- DO THIS: Go through the data below. Pull out every line that has the word "Roll".

· · · ·

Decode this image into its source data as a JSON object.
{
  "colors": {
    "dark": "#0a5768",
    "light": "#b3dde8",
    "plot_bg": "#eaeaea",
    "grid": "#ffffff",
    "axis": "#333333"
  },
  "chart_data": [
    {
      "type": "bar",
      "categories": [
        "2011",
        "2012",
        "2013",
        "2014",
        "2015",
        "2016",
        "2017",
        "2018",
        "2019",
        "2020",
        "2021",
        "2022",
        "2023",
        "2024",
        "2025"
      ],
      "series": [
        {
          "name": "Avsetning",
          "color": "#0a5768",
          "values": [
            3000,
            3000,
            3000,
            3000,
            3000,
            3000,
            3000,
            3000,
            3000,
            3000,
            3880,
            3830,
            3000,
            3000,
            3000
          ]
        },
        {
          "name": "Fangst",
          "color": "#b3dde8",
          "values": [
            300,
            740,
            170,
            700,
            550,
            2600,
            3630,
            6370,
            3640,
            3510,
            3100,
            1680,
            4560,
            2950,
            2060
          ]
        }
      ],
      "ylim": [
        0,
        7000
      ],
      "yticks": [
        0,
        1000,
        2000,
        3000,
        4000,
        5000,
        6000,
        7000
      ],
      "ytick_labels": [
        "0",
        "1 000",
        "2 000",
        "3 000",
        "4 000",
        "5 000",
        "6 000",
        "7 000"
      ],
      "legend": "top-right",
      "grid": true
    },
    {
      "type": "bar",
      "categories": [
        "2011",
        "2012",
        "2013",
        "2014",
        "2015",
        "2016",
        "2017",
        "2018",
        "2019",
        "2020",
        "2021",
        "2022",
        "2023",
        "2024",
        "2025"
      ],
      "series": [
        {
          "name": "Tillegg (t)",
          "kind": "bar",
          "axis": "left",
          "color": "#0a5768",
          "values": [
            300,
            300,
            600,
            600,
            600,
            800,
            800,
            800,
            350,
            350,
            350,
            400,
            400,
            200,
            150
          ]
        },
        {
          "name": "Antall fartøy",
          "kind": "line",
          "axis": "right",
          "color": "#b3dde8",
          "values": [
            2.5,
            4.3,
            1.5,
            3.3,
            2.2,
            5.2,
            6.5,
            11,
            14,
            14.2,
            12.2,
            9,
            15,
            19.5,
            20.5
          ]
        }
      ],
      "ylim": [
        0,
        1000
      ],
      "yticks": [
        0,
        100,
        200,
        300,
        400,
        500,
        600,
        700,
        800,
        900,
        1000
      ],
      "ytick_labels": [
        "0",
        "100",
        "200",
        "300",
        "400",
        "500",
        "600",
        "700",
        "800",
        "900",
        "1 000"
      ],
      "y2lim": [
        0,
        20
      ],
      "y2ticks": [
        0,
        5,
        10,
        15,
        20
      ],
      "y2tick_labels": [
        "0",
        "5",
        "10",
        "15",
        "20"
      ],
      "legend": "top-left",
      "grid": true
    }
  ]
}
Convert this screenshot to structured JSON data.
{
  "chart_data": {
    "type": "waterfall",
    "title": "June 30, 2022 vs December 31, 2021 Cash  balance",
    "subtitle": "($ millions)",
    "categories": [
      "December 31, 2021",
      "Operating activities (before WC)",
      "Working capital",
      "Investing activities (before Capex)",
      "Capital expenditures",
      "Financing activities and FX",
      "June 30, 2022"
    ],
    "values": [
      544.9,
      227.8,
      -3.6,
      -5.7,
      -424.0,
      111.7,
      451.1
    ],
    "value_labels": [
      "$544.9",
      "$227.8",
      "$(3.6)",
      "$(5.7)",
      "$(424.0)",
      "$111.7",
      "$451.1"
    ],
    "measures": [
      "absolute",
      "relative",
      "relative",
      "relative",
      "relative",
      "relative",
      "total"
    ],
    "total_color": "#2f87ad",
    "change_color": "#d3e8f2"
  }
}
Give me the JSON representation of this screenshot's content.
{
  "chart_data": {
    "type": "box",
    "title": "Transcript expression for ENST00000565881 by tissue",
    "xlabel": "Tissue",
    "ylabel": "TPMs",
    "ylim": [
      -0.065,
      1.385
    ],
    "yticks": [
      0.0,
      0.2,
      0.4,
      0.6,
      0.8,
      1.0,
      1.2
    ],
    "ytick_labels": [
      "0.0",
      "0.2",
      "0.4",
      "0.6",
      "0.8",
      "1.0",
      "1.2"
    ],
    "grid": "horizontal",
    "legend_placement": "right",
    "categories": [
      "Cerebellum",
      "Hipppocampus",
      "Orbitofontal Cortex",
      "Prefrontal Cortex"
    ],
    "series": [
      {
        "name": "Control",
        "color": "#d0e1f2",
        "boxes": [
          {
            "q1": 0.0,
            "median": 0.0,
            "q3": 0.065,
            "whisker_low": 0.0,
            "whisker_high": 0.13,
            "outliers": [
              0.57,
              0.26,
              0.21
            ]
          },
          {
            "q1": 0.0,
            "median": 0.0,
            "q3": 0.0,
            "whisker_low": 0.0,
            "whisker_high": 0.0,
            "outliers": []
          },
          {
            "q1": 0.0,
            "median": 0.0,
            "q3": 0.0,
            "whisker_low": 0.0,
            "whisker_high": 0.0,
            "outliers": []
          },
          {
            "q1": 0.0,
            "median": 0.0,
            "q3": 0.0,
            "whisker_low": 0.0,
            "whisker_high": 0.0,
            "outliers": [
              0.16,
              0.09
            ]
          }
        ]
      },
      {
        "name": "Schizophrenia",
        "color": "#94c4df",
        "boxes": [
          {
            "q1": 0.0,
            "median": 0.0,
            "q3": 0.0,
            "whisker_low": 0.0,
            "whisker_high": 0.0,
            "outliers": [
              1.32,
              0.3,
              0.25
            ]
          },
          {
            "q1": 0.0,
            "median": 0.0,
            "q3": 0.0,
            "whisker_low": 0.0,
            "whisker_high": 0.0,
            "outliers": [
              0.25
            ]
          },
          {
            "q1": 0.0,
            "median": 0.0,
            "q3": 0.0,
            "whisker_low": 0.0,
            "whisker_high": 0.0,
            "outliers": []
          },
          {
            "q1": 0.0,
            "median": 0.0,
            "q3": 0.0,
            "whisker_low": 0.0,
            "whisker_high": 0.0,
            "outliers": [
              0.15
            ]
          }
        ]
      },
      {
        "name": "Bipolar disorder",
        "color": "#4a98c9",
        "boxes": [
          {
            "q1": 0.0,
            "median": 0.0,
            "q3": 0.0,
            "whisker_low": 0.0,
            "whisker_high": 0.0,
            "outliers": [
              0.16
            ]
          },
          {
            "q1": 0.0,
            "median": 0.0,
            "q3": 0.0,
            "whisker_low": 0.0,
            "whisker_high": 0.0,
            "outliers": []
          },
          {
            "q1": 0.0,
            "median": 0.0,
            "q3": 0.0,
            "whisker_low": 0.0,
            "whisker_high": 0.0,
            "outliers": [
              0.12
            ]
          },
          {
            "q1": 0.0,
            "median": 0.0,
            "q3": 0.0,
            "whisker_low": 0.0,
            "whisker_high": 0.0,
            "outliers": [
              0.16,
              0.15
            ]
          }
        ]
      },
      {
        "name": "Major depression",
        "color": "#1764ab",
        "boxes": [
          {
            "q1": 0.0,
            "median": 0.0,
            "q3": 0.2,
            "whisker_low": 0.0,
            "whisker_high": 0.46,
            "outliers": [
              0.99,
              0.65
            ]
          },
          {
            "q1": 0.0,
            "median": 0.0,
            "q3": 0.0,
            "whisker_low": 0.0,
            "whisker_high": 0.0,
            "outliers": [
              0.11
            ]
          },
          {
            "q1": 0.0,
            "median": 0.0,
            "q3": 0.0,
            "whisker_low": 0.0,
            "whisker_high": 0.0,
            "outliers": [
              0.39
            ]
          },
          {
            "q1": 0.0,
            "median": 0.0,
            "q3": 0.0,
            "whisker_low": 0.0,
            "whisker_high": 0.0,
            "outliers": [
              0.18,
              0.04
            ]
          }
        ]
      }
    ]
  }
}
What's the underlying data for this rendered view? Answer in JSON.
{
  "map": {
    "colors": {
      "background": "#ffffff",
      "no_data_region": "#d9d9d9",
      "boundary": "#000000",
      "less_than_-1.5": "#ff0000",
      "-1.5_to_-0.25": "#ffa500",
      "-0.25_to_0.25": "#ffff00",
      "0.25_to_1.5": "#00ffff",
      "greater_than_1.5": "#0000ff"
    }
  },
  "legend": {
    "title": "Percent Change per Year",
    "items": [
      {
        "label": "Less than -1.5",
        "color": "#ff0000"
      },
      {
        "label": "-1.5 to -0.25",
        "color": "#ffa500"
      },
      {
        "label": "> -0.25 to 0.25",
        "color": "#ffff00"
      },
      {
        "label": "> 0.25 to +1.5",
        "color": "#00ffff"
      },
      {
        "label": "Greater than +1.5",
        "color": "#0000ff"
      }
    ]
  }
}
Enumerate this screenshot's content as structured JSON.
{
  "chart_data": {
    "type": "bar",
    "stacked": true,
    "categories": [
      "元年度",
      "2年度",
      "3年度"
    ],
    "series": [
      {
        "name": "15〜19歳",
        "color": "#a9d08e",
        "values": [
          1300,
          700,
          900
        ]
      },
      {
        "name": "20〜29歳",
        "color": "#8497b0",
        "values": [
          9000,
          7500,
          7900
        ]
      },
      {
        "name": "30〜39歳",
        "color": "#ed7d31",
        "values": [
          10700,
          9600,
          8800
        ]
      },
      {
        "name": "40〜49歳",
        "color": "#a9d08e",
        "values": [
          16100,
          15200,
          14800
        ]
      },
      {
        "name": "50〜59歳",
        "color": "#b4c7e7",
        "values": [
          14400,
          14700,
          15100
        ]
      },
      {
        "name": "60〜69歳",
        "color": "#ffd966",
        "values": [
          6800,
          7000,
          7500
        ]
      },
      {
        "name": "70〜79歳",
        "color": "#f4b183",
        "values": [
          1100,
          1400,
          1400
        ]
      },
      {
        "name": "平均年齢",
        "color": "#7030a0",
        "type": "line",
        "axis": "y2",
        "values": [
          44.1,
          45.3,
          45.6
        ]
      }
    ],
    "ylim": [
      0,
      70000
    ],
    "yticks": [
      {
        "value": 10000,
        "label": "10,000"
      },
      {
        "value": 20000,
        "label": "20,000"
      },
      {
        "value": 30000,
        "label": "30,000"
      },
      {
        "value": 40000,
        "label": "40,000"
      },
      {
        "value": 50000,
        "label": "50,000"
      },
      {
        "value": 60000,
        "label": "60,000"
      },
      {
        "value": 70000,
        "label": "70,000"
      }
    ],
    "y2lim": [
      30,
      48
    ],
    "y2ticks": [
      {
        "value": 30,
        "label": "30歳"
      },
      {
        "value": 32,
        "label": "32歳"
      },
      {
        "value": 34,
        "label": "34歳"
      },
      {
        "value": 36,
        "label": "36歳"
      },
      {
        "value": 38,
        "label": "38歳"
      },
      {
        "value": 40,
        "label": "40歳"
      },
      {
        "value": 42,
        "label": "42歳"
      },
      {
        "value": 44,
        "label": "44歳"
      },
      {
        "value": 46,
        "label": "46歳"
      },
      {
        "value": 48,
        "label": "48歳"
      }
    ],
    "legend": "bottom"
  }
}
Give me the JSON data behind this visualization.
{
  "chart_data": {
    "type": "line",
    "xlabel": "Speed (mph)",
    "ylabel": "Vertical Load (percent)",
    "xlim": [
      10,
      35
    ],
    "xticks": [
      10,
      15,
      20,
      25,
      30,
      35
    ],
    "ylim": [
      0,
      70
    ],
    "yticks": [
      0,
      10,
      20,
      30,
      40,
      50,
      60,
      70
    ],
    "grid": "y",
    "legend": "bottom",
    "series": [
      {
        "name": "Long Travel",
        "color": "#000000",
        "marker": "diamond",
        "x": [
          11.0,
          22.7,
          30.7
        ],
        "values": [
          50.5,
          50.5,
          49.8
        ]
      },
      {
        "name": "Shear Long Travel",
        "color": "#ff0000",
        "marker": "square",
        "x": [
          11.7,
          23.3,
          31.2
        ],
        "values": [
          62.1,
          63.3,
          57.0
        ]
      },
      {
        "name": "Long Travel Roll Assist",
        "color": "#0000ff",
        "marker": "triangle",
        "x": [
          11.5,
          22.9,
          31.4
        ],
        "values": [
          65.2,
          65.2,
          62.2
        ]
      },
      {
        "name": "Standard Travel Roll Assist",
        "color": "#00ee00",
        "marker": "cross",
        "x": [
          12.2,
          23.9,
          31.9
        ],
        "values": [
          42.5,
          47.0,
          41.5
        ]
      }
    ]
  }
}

· · · ·

- FULL ANSWER:
        "name": "Long Travel Roll Assist",
        "name": "Standard Travel Roll Assist",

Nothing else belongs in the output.